# Text provided
** begin **
This dual form works with any valid kernel - including RBF, which implicitly uses an infinite-dimensional feature map. The primal problem would be $\infty \times \infty$ ; the dual is always $n \times n$ .

Primal vs Dual: When to Use Which

Criterion	Primal	Dual
System to invert	$d \times d$	$n \times n$
Prefer when	$n \gg d$	$d \gg n$ or $d = \infty$ (kernel)
Kernel required	No	Yes
Training complexity	$O(nd^2 + d^3)$	$O(n^2d + n^3)$
Prediction complexity	$O(d)$	$O(nd)$ (sum over training)

The crossover: if $n = d$ , both are equivalent. If using kernels (especially RBF), always use the dual - there is no choice, since the primal is infinite-dimensional.

Full NumPy Kernel Ridge Regression

class KernelRidgeRegression:
    """
    Kernel Ridge Regression via the dual formulation.
    Solves: α = (K + n·λ·I)⁻¹ y
    Predicts: ŷ(x*) = kₓ*ᵀ α where kₓ* = [k(x1,x*),...,k(xn,x*)]

    Supports: 'linear', 'polynomial', 'rbf', or any callable kernel.
    """

    def __init__(self, kernel: str = "rbf", alpha: float = 1.0,
                 gamma: float = 1.0, degree: int = 3, coef0: float = 1.0):
        self.kernel  = kernel
        self.alpha   = alpha    # regularization strength λ
        self.gamma   = gamma    # RBF: 1/(2σ²); Poly: scaling
        self.degree  = degree
        self.coef0   = coef0
        self._alpha_dual: np.ndarray | None = None
        self._X_train: np.ndarray | None    = None

    def _k(self, X1: np.ndarray, X2: np.ndarray) -> np.ndarray:
        """Compute kernel matrix between X1 [n1×d] and X2 [n2×d]."""
** end **
# Stored records
** begin **
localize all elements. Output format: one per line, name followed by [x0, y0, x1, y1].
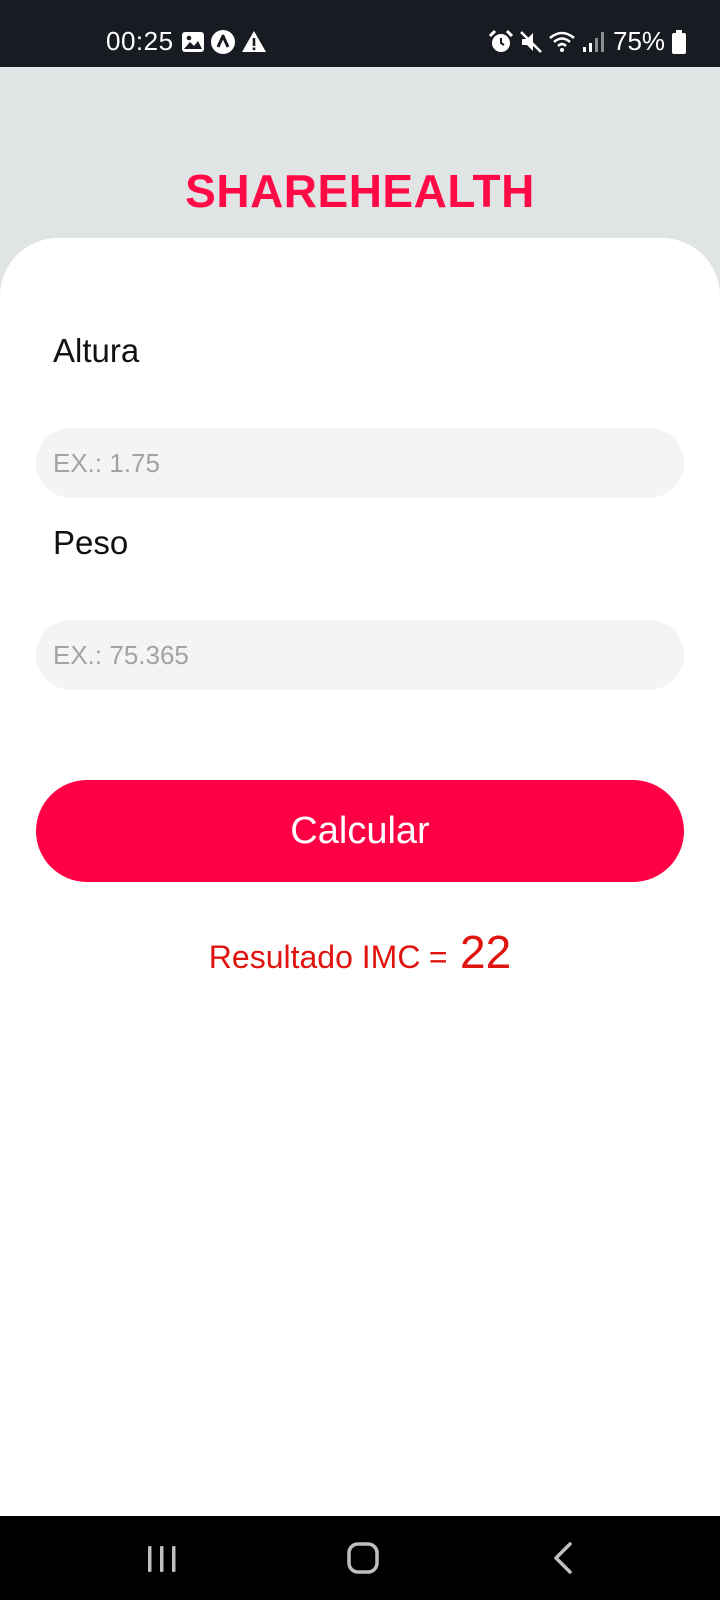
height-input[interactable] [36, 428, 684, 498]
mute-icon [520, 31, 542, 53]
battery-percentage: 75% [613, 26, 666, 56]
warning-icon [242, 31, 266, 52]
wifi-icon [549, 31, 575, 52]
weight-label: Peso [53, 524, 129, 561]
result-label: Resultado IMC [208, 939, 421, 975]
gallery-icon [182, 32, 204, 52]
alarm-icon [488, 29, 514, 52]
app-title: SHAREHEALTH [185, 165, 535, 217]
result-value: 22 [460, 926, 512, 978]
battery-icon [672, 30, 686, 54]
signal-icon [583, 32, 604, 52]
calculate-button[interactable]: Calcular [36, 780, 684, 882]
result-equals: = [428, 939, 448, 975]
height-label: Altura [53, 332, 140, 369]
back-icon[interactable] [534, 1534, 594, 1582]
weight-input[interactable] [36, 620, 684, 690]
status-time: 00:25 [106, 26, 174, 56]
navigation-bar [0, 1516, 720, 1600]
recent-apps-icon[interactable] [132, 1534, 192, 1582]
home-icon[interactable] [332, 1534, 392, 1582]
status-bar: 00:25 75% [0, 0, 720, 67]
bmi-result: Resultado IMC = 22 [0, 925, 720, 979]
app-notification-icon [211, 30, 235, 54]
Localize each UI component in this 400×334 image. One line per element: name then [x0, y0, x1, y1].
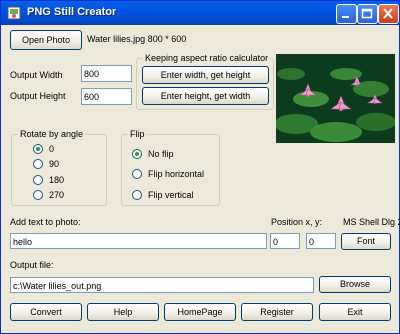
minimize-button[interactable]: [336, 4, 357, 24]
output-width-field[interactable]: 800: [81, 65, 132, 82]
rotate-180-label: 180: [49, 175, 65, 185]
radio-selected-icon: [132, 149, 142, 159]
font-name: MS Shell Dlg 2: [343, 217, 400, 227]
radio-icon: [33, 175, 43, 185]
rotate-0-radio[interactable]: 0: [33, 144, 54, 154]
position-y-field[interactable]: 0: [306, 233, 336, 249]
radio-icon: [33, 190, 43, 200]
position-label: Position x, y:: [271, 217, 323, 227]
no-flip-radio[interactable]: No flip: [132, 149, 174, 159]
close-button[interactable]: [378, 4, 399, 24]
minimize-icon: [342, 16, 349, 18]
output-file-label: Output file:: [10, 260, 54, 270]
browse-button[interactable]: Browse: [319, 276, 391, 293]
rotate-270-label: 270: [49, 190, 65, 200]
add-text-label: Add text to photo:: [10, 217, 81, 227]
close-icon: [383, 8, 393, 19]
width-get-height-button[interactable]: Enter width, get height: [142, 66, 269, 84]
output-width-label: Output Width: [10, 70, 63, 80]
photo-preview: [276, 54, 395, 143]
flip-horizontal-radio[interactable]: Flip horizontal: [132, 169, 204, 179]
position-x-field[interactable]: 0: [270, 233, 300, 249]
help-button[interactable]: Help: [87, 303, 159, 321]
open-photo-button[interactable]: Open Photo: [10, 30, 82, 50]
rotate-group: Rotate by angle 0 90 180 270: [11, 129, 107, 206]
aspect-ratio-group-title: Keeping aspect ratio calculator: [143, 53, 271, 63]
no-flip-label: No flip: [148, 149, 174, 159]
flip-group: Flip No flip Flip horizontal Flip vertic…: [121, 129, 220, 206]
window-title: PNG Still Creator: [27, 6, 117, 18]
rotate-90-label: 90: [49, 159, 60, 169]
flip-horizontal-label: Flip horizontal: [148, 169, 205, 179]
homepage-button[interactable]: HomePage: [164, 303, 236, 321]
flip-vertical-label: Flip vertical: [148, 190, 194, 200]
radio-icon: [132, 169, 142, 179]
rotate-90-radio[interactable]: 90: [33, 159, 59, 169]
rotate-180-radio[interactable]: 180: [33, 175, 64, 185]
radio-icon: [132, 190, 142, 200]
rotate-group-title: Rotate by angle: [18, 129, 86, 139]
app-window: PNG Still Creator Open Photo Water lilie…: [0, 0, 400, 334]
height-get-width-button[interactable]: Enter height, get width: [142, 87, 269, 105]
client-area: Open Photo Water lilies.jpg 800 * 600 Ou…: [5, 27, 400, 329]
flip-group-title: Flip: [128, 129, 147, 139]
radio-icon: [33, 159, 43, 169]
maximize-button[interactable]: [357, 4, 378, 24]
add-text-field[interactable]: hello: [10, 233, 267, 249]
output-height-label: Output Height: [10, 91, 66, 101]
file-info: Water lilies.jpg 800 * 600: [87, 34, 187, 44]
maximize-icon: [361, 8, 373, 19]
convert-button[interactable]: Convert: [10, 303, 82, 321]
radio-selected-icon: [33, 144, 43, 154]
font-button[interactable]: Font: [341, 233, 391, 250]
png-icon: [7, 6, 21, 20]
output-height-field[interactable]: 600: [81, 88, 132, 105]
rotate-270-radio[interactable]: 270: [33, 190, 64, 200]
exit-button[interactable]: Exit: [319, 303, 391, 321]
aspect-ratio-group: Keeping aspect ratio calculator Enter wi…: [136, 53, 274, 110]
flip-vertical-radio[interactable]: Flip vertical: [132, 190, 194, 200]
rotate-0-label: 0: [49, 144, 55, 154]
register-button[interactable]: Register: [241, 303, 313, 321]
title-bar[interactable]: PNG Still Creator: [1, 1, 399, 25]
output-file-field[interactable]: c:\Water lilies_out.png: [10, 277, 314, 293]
** end **
# Task details
Rewrite the stretch of the kernel ridge regression text from "The crossover: if" through "any callable kernel.", replacing "crossover" with "break-even point".

# Final answer
The break-even point: if $n = d$ , both are equivalent. If using kernels (especially RBF), always use the dual - there is no choice, since the primal is infinite-dimensional.

Full NumPy Kernel Ridge Regression

class KernelRidgeRegression:
    """
    Kernel Ridge Regression via the dual formulation.
    Solves: α = (K + n·λ·I)⁻¹ y
    Predicts: ŷ(x*) = kₓ*ᵀ α where kₓ* = [k(x1,x*),...,k(xn,x*)]

    Supports: 'linear', 'polynomial', 'rbf', or any callable kernel.